▶ Request:
Below are some records; return each one exactly.

═══ Supplied material ═══

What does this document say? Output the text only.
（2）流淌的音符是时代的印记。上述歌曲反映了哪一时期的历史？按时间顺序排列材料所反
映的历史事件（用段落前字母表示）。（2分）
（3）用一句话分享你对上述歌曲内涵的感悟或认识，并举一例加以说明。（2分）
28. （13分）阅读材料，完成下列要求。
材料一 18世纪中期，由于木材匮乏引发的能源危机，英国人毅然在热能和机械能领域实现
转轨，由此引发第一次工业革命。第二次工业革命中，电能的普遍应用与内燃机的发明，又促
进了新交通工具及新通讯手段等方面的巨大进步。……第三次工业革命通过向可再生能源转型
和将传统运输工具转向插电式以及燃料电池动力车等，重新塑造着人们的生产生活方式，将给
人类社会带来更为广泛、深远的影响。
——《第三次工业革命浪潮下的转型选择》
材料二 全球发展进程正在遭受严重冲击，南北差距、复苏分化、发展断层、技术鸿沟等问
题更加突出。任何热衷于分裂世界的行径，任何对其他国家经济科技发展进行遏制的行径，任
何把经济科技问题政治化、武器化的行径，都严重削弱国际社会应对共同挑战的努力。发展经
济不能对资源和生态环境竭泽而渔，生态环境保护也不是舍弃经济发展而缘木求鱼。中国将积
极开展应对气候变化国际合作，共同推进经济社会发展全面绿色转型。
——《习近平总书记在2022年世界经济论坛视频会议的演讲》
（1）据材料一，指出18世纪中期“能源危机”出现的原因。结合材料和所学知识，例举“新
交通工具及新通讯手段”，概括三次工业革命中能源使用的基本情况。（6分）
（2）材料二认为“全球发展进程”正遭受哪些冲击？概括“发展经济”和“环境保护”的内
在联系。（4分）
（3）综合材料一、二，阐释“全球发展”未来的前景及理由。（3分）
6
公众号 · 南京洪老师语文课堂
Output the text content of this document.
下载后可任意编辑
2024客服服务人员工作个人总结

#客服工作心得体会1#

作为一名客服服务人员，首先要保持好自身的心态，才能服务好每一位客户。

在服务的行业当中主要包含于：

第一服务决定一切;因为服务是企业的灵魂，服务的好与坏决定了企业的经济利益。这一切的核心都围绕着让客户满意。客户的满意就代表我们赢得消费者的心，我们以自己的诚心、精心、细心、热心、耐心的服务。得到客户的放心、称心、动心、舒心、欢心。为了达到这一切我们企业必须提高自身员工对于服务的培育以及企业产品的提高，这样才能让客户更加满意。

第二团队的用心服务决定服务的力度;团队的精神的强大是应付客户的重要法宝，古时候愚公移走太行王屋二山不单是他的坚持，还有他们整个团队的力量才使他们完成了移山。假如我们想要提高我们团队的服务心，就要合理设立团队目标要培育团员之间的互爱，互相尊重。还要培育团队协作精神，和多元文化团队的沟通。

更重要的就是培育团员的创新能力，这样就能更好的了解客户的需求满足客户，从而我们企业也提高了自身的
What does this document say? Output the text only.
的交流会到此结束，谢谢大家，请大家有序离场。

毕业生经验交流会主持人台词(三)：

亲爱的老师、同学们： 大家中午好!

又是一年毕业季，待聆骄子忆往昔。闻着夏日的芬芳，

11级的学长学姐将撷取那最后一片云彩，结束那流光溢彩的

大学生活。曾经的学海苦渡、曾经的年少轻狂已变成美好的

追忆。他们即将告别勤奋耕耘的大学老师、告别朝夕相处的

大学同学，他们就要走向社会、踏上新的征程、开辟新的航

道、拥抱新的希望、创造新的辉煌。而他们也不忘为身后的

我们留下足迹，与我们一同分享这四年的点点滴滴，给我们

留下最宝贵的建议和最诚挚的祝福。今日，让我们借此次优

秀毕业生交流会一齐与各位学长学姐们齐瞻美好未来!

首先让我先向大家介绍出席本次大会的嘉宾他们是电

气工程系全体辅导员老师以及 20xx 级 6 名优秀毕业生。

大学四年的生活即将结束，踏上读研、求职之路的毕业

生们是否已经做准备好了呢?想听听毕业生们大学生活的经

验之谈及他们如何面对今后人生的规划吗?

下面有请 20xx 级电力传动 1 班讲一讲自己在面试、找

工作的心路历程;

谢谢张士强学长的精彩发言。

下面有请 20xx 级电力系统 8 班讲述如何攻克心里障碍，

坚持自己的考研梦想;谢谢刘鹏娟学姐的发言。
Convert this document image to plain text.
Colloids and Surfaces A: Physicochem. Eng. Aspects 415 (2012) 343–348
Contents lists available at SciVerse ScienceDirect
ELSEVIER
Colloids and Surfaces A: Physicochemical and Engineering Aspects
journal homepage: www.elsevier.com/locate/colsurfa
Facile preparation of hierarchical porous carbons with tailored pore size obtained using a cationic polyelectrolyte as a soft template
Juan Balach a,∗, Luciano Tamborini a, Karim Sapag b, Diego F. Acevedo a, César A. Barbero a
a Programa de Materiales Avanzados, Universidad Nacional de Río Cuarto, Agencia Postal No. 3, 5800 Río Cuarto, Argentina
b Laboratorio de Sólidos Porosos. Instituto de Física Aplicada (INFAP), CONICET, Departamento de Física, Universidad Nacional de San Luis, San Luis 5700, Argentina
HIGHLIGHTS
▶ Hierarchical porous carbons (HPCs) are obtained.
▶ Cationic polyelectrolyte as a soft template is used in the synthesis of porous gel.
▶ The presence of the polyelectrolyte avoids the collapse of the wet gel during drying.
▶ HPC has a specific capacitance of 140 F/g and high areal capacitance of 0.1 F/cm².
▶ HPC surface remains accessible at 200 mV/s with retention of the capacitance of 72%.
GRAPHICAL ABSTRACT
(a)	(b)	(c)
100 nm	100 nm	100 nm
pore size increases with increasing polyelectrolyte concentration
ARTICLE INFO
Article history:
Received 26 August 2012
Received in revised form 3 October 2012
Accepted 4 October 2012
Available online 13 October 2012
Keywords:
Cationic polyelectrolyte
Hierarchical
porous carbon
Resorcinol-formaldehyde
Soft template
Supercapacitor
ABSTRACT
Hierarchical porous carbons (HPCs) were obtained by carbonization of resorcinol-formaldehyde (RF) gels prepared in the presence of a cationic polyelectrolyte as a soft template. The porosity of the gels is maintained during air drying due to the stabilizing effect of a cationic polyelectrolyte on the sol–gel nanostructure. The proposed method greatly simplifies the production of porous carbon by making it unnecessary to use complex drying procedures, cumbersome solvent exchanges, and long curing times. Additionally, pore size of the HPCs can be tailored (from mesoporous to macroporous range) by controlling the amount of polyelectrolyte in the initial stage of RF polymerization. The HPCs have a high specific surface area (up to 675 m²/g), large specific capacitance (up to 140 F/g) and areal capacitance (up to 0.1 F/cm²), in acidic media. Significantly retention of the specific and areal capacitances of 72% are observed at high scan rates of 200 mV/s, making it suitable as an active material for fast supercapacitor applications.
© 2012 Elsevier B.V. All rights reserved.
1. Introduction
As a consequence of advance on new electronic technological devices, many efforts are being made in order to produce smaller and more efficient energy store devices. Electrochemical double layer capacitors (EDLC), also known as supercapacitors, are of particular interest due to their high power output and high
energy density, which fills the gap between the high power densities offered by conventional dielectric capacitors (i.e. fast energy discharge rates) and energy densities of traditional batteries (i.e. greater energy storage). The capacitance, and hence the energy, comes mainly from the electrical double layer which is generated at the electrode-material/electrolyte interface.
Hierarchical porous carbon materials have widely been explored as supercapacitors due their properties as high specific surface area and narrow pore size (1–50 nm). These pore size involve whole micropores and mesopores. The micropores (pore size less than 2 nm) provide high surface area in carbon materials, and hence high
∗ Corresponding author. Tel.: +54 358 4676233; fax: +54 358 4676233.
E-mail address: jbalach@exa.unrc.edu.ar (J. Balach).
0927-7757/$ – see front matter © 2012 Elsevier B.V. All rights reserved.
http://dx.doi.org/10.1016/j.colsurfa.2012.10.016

═══

▶ The output:
What does this document say? Output the text only.
（2）流淌的音符是时代的印记。上述歌曲反映了哪一时期的历史？按时间顺序排列材料所反
映的历史事件（用段落前字母表示）。（2分）
（3）用一句话分享你对上述歌曲内涵的感悟或认识，并举一例加以说明。（2分）
28. （13分）阅读材料，完成下列要求。
材料一 18世纪中期，由于木材匮乏引发的能源危机，英国人毅然在热能和机械能领域实现
转轨，由此引发第一次工业革命。第二次工业革命中，电能的普遍应用与内燃机的发明，又促
进了新交通工具及新通讯手段等方面的巨大进步。……第三次工业革命通过向可再生能源转型
和将传统运输工具转向插电式以及燃料电池动力车等，重新塑造着人们的生产生活方式，将给
人类社会带来更为广泛、深远的影响。
——《第三次工业革命浪潮下的转型选择》
材料二 全球发展进程正在遭受严重冲击，南北差距、复苏分化、发展断层、技术鸿沟等问
题更加突出。任何热衷于分裂世界的行径，任何对其他国家经济科技发展进行遏制的行径，任
何把经济科技问题政治化、武器化的行径，都严重削弱国际社会应对共同挑战的努力。发展经
济不能对资源和生态环境竭泽而渔，生态环境保护也不是舍弃经济发展而缘木求鱼。中国将积
极开展应对气候变化国际合作，共同推进经济社会发展全面绿色转型。
——《习近平总书记在2022年世界经济论坛视频会议的演讲》
（1）据材料一，指出18世纪中期“能源危机”出现的原因。结合材料和所学知识，例举“新
交通工具及新通讯手段”，概括三次工业革命中能源使用的基本情况。（6分）
（2）材料二认为“全球发展进程”正遭受哪些冲击？概括“发展经济”和“环境保护”的内
在联系。（4分）
（3）综合材料一、二，阐释“全球发展”未来的前景及理由。（3分）
6
公众号 · 南京洪老师语文课堂
Output the text content of this document.
下载后可任意编辑
2024客服服务人员工作个人总结

#客服工作心得体会1#

作为一名客服服务人员，首先要保持好自身的心态，才能服务好每一位客户。

在服务的行业当中主要包含于：

第一服务决定一切;因为服务是企业的灵魂，服务的好与坏决定了企业的经济利益。这一切的核心都围绕着让客户满意。客户的满意就代表我们赢得消费者的心，我们以自己的诚心、精心、细心、热心、耐心的服务。得到客户的放心、称心、动心、舒心、欢心。为了达到这一切我们企业必须提高自身员工对于服务的培育以及企业产品的提高，这样才能让客户更加满意。

第二团队的用心服务决定服务的力度;团队的精神的强大是应付客户的重要法宝，古时候愚公移走太行王屋二山不单是他的坚持，还有他们整个团队的力量才使他们完成了移山。假如我们想要提高我们团队的服务心，就要合理设立团队目标要培育团员之间的互爱，互相尊重。还要培育团队协作精神，和多元文化团队的沟通。

更重要的就是培育团员的创新能力，这样就能更好的了解客户的需求满足客户，从而我们企业也提高了自身的
What does this document say? Output the text only.
的交流会到此结束，谢谢大家，请大家有序离场。

毕业生经验交流会主持人台词(三)：

亲爱的老师、同学们： 大家中午好!

又是一年毕业季，待聆骄子忆往昔。闻着夏日的芬芳，

11级的学长学姐将撷取那最后一片云彩，结束那流光溢彩的

大学生活。曾经的学海苦渡、曾经的年少轻狂已变成美好的

追忆。他们即将告别勤奋耕耘的大学老师、告别朝夕相处的

大学同学，他们就要走向社会、踏上新的征程、开辟新的航

道、拥抱新的希望、创造新的辉煌。而他们也不忘为身后的

我们留下足迹，与我们一同分享这四年的点点滴滴，给我们

留下最宝贵的建议和最诚挚的祝福。今日，让我们借此次优

秀毕业生交流会一齐与各位学长学姐们齐瞻美好未来!

首先让我先向大家介绍出席本次大会的嘉宾他们是电

气工程系全体辅导员老师以及 20xx 级 6 名优秀毕业生。

大学四年的生活即将结束，踏上读研、求职之路的毕业

生们是否已经做准备好了呢?想听听毕业生们大学生活的经

验之谈及他们如何面对今后人生的规划吗?

下面有请 20xx 级电力传动 1 班讲一讲自己在面试、找

工作的心路历程;

谢谢张士强学长的精彩发言。

下面有请 20xx 级电力系统 8 班讲述如何攻克心里障碍，

坚持自己的考研梦想;谢谢刘鹏娟学姐的发言。
Convert this document image to plain text.
Colloids and Surfaces A: Physicochem. Eng. Aspects 415 (2012) 343–348
Contents lists available at SciVerse ScienceDirect
ELSEVIER
Colloids and Surfaces A: Physicochemical and Engineering Aspects
journal homepage: www.elsevier.com/locate/colsurfa
Facile preparation of hierarchical porous carbons with tailored pore size obtained using a cationic polyelectrolyte as a soft template
Juan Balach a,∗, Luciano Tamborini a, Karim Sapag b, Diego F. Acevedo a, César A. Barbero a
a Programa de Materiales Avanzados, Universidad Nacional de Río Cuarto, Agencia Postal No. 3, 5800 Río Cuarto, Argentina
b Laboratorio de Sólidos Porosos. Instituto de Física Aplicada (INFAP), CONICET, Departamento de Física, Universidad Nacional de San Luis, San Luis 5700, Argentina
HIGHLIGHTS
▶ Hierarchical porous carbons (HPCs) are obtained.
▶ Cationic polyelectrolyte as a soft template is used in the synthesis of porous gel.
▶ The presence of the polyelectrolyte avoids the collapse of the wet gel during drying.
▶ HPC has a specific capacitance of 140 F/g and high areal capacitance of 0.1 F/cm².
▶ HPC surface remains accessible at 200 mV/s with retention of the capacitance of 72%.
GRAPHICAL ABSTRACT
(a)	(b)	(c)
100 nm	100 nm	100 nm
pore size increases with increasing polyelectrolyte concentration
ARTICLE INFO
Article history:
Received 26 August 2012
Received in revised form 3 October 2012
Accepted 4 October 2012
Available online 13 October 2012
Keywords:
Cationic polyelectrolyte
Hierarchical
porous carbon
Resorcinol-formaldehyde
Soft template
Supercapacitor
ABSTRACT
Hierarchical porous carbons (HPCs) were obtained by carbonization of resorcinol-formaldehyde (RF) gels prepared in the presence of a cationic polyelectrolyte as a soft template. The porosity of the gels is maintained during air drying due to the stabilizing effect of a cationic polyelectrolyte on the sol–gel nanostructure. The proposed method greatly simplifies the production of porous carbon by making it unnecessary to use complex drying procedures, cumbersome solvent exchanges, and long curing times. Additionally, pore size of the HPCs can be tailored (from mesoporous to macroporous range) by controlling the amount of polyelectrolyte in the initial stage of RF polymerization. The HPCs have a high specific surface area (up to 675 m²/g), large specific capacitance (up to 140 F/g) and areal capacitance (up to 0.1 F/cm²), in acidic media. Significantly retention of the specific and areal capacitances of 72% are observed at high scan rates of 200 mV/s, making it suitable as an active material for fast supercapacitor applications.
© 2012 Elsevier B.V. All rights reserved.
1. Introduction
As a consequence of advance on new electronic technological devices, many efforts are being made in order to produce smaller and more efficient energy store devices. Electrochemical double layer capacitors (EDLC), also known as supercapacitors, are of particular interest due to their high power output and high
energy density, which fills the gap between the high power densities offered by conventional dielectric capacitors (i.e. fast energy discharge rates) and energy densities of traditional batteries (i.e. greater energy storage). The capacitance, and hence the energy, comes mainly from the electrical double layer which is generated at the electrode-material/electrolyte interface.
Hierarchical porous carbon materials have widely been explored as supercapacitors due their properties as high specific surface area and narrow pore size (1–50 nm). These pore size involve whole micropores and mesopores. The micropores (pore size less than 2 nm) provide high surface area in carbon materials, and hence high
∗ Corresponding author. Tel.: +54 358 4676233; fax: +54 358 4676233.
E-mail address: jbalach@exa.unrc.edu.ar (J. Balach).
0927-7757/$ – see front matter © 2012 Elsevier B.V. All rights reserved.
http://dx.doi.org/10.1016/j.colsurfa.2012.10.016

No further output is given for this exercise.